_Given records_.
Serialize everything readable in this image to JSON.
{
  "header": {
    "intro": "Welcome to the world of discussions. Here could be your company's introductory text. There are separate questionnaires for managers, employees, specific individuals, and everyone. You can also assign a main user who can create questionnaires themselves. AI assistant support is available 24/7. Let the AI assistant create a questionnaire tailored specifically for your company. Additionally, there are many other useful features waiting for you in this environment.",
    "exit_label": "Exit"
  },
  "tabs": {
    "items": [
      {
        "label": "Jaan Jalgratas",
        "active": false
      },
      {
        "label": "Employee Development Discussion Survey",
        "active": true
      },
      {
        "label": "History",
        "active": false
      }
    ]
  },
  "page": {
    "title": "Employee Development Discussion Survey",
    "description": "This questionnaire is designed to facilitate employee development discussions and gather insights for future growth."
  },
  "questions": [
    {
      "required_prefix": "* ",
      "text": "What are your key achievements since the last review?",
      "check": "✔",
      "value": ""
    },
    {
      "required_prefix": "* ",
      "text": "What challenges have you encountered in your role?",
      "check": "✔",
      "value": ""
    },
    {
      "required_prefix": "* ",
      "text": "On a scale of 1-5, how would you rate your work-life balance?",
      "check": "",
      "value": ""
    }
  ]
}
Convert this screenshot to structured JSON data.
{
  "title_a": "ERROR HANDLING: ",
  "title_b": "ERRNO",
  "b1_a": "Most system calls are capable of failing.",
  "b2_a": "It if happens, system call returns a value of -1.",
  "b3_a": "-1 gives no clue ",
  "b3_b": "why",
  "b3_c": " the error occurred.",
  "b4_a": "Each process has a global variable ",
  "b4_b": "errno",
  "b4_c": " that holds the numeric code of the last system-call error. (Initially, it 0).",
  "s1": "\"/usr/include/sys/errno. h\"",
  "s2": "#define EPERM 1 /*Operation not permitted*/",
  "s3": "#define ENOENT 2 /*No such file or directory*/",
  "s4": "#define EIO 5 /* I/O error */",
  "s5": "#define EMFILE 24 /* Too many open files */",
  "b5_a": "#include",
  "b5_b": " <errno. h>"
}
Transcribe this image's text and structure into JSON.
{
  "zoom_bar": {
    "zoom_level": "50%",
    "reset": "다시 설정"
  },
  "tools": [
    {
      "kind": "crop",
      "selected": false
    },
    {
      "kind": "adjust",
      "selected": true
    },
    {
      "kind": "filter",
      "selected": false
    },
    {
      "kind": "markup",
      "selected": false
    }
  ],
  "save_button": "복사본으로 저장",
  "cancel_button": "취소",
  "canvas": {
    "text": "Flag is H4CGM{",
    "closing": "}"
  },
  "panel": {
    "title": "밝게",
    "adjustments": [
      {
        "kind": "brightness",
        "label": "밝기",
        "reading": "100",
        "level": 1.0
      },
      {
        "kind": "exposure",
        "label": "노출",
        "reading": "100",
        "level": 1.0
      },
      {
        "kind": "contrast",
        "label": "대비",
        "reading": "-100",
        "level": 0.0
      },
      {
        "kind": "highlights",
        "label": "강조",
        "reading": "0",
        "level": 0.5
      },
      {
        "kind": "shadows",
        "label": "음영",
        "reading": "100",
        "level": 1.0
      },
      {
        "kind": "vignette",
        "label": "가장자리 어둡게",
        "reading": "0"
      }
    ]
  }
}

_Directive_. Return every line of the preceding records in which the word "discussions" appears.

_The completed task_.
    "intro": "Welcome to the world of discussions. Here could be your company's introductory text. There are separate questionnaires for managers, employees, specific individuals, and everyone. You can also assign a main user who can create questionnaires themselves. AI assistant support is available 24/7. Let the AI assistant create a questionnaire tailored specifically for your company. Additionally, there are many other useful features waiting for you in this environment.",
    "description": "This questionnaire is designed to facilitate employee development discussions and gather insights for future growth."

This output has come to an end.